■ Problem requirements ■
Reproduce the material below line for line, without changing anything.

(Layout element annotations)

========================================================================

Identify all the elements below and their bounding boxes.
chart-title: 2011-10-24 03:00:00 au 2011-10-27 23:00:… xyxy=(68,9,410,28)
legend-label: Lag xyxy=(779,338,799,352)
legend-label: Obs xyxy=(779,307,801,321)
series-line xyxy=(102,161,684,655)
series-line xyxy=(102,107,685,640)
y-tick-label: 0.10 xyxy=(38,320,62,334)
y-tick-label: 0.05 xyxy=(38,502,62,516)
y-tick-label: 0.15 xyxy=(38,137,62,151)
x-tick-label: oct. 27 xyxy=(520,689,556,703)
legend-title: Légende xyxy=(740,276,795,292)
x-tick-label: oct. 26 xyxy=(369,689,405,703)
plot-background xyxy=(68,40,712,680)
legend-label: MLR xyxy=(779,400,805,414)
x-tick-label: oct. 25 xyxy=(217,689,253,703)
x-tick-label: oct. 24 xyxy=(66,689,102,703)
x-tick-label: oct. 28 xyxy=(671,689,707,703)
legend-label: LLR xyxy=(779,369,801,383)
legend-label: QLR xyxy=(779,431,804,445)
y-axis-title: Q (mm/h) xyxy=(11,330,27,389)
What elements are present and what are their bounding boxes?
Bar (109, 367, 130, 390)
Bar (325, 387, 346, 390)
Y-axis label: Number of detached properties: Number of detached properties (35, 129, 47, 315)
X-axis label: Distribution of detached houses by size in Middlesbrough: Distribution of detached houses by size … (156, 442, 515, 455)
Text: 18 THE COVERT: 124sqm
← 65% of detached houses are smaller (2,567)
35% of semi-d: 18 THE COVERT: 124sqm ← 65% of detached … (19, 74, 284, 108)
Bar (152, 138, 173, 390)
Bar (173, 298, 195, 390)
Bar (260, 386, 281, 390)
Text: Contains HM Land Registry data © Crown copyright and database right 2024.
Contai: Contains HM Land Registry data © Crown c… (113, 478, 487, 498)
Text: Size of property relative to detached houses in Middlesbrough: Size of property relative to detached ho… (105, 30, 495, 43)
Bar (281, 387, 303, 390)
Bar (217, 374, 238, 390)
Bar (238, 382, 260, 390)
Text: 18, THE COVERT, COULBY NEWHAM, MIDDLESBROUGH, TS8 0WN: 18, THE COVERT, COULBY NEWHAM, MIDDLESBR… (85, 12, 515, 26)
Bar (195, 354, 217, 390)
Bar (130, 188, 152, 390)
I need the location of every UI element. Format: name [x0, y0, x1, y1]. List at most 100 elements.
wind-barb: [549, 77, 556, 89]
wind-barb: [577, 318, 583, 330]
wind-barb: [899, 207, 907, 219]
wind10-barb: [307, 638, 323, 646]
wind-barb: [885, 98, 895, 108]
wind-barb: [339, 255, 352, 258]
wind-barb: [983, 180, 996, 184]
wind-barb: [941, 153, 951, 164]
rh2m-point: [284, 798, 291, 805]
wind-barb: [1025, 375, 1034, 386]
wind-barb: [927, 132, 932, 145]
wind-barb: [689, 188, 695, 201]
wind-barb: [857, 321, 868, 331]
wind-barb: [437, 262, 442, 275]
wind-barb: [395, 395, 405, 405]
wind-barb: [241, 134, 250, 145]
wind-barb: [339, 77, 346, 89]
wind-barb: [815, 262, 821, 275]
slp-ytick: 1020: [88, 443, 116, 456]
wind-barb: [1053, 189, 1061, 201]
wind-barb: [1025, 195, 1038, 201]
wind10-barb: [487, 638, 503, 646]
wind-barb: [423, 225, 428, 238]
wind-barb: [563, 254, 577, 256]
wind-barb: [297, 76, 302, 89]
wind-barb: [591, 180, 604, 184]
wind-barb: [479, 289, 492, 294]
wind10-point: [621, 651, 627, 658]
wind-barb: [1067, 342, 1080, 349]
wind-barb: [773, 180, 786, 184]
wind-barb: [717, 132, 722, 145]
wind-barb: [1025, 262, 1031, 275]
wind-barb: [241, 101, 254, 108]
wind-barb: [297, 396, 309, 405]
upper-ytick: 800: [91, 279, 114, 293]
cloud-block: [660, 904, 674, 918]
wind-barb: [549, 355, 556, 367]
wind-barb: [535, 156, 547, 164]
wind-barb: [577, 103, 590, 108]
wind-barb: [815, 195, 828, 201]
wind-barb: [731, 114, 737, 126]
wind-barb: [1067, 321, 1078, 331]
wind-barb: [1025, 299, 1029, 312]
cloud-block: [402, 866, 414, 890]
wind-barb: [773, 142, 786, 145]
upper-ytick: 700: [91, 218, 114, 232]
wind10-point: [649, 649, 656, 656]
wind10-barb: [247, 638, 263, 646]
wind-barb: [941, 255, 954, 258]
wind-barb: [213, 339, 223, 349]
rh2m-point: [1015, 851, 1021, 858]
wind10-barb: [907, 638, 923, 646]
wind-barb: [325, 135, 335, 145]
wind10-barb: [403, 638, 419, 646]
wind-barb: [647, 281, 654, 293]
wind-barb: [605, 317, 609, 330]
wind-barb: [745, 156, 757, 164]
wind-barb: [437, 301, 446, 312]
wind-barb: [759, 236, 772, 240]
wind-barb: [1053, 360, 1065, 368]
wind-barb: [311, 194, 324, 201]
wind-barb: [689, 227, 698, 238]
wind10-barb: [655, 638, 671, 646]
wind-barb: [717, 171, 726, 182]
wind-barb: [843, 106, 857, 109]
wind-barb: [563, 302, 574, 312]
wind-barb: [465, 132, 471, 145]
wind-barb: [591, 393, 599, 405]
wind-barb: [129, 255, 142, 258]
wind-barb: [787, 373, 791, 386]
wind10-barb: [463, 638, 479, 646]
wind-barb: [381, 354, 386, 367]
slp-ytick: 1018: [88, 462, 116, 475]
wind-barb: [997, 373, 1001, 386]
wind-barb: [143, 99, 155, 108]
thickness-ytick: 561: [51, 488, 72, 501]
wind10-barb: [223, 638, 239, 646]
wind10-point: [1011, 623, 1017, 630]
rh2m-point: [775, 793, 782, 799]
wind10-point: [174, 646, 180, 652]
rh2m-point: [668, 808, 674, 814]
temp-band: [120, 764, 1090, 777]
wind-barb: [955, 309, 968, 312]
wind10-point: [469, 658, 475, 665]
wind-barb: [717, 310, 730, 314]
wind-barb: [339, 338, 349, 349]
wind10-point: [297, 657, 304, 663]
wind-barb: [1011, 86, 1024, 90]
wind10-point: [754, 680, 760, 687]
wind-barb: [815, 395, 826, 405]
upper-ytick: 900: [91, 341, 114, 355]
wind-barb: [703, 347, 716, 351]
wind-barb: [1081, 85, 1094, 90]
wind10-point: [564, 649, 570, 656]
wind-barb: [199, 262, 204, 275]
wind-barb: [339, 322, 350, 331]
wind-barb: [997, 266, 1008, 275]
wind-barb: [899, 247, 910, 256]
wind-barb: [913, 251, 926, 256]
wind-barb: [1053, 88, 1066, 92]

========================================================================

■ Answer for the task ■
Identify all the elements below and their bounding boxes.
chart-title: 2011-10-24 03:00:00 au 2011-10-27 23:00:… xyxy=(68,9,410,28)
legend-label: Lag xyxy=(779,338,799,352)
legend-label: Obs xyxy=(779,307,801,321)
series-line xyxy=(102,161,684,655)
series-line xyxy=(102,107,685,640)
y-tick-label: 0.10 xyxy=(38,320,62,334)
y-tick-label: 0.05 xyxy=(38,502,62,516)
y-tick-label: 0.15 xyxy=(38,137,62,151)
x-tick-label: oct. 27 xyxy=(520,689,556,703)
legend-title: Légende xyxy=(740,276,795,292)
x-tick-label: oct. 26 xyxy=(369,689,405,703)
plot-background xyxy=(68,40,712,680)
legend-label: MLR xyxy=(779,400,805,414)
x-tick-label: oct. 25 xyxy=(217,689,253,703)
x-tick-label: oct. 24 xyxy=(66,689,102,703)
x-tick-label: oct. 28 xyxy=(671,689,707,703)
legend-label: LLR xyxy=(779,369,801,383)
legend-label: QLR xyxy=(779,431,804,445)
y-axis-title: Q (mm/h) xyxy=(11,330,27,389)
What elements are present and what are their bounding boxes?
Bar (109, 367, 130, 390)
Bar (325, 387, 346, 390)
Y-axis label: Number of detached properties: Number of detached properties (35, 129, 47, 315)
X-axis label: Distribution of detached houses by size in Middlesbrough: Distribution of detached houses by size … (156, 442, 515, 455)
Text: 18 THE COVERT: 124sqm
← 65% of detached houses are smaller (2,567)
35% of semi-d: 18 THE COVERT: 124sqm ← 65% of detached … (19, 74, 284, 108)
Bar (152, 138, 173, 390)
Bar (173, 298, 195, 390)
Bar (260, 386, 281, 390)
Text: Contains HM Land Registry data © Crown copyright and database right 2024.
Contai: Contains HM Land Registry data © Crown c… (113, 478, 487, 498)
Text: Size of property relative to detached houses in Middlesbrough: Size of property relative to detached ho… (105, 30, 495, 43)
Bar (281, 387, 303, 390)
Bar (217, 374, 238, 390)
Bar (238, 382, 260, 390)
Text: 18, THE COVERT, COULBY NEWHAM, MIDDLESBROUGH, TS8 0WN: 18, THE COVERT, COULBY NEWHAM, MIDDLESBR… (85, 12, 515, 26)
Bar (195, 354, 217, 390)
Bar (130, 188, 152, 390)
I need the location of every UI element. Format: name [x0, y0, x1, y1]. List at most 100 elements.
wind-barb: [549, 77, 556, 89]
wind-barb: [577, 318, 583, 330]
wind-barb: [899, 207, 907, 219]
wind10-barb: [307, 638, 323, 646]
wind-barb: [885, 98, 895, 108]
wind-barb: [339, 255, 352, 258]
wind-barb: [983, 180, 996, 184]
wind-barb: [941, 153, 951, 164]
rh2m-point: [284, 798, 291, 805]
wind-barb: [1025, 375, 1034, 386]
wind-barb: [927, 132, 932, 145]
wind-barb: [689, 188, 695, 201]
wind-barb: [857, 321, 868, 331]
wind-barb: [437, 262, 442, 275]
wind-barb: [395, 395, 405, 405]
wind-barb: [241, 134, 250, 145]
wind-barb: [339, 77, 346, 89]
wind-barb: [815, 262, 821, 275]
slp-ytick: 1020: [88, 443, 116, 456]
wind-barb: [1053, 189, 1061, 201]
wind-barb: [1025, 195, 1038, 201]
wind10-barb: [487, 638, 503, 646]
wind-barb: [423, 225, 428, 238]
wind-barb: [563, 254, 577, 256]
wind-barb: [297, 76, 302, 89]
wind-barb: [591, 180, 604, 184]
wind-barb: [479, 289, 492, 294]
wind10-point: [621, 651, 627, 658]
wind-barb: [1067, 342, 1080, 349]
wind-barb: [773, 180, 786, 184]
wind-barb: [717, 132, 722, 145]
wind-barb: [1025, 262, 1031, 275]
wind-barb: [241, 101, 254, 108]
wind-barb: [297, 396, 309, 405]
upper-ytick: 800: [91, 279, 114, 293]
cloud-block: [660, 904, 674, 918]
wind-barb: [549, 355, 556, 367]
wind-barb: [535, 156, 547, 164]
wind-barb: [577, 103, 590, 108]
wind-barb: [815, 195, 828, 201]
wind-barb: [731, 114, 737, 126]
wind-barb: [1067, 321, 1078, 331]
wind-barb: [1025, 299, 1029, 312]
cloud-block: [402, 866, 414, 890]
wind-barb: [773, 142, 786, 145]
upper-ytick: 700: [91, 218, 114, 232]
wind10-point: [649, 649, 656, 656]
wind10-barb: [247, 638, 263, 646]
wind-barb: [941, 255, 954, 258]
wind-barb: [213, 339, 223, 349]
rh2m-point: [1015, 851, 1021, 858]
wind10-barb: [907, 638, 923, 646]
wind-barb: [325, 135, 335, 145]
wind10-barb: [403, 638, 419, 646]
wind-barb: [647, 281, 654, 293]
wind-barb: [605, 317, 609, 330]
wind-barb: [745, 156, 757, 164]
wind-barb: [437, 301, 446, 312]
wind-barb: [759, 236, 772, 240]
wind-barb: [1053, 360, 1065, 368]
wind-barb: [311, 194, 324, 201]
wind-barb: [689, 227, 698, 238]
wind10-barb: [655, 638, 671, 646]
wind-barb: [717, 171, 726, 182]
wind-barb: [843, 106, 857, 109]
wind-barb: [563, 302, 574, 312]
wind-barb: [465, 132, 471, 145]
wind-barb: [591, 393, 599, 405]
wind-barb: [129, 255, 142, 258]
wind-barb: [787, 373, 791, 386]
wind10-barb: [463, 638, 479, 646]
wind-barb: [381, 354, 386, 367]
slp-ytick: 1018: [88, 462, 116, 475]
wind-barb: [997, 373, 1001, 386]
wind-barb: [143, 99, 155, 108]
thickness-ytick: 561: [51, 488, 72, 501]
wind10-barb: [223, 638, 239, 646]
wind10-point: [1011, 623, 1017, 630]
rh2m-point: [775, 793, 782, 799]
wind10-point: [174, 646, 180, 652]
rh2m-point: [668, 808, 674, 814]
temp-band: [120, 764, 1090, 777]
wind-barb: [955, 309, 968, 312]
wind10-point: [469, 658, 475, 665]
wind-barb: [717, 310, 730, 314]
wind-barb: [339, 338, 349, 349]
wind10-point: [297, 657, 304, 663]
wind-barb: [1011, 86, 1024, 90]
wind10-point: [754, 680, 760, 687]
wind-barb: [815, 395, 826, 405]
upper-ytick: 900: [91, 341, 114, 355]
wind-barb: [703, 347, 716, 351]
wind-barb: [1081, 85, 1094, 90]
wind10-point: [564, 649, 570, 656]
wind-barb: [199, 262, 204, 275]
wind-barb: [339, 322, 350, 331]
wind-barb: [997, 266, 1008, 275]
wind-barb: [899, 247, 910, 256]
wind-barb: [913, 251, 926, 256]
wind-barb: [1053, 88, 1066, 92]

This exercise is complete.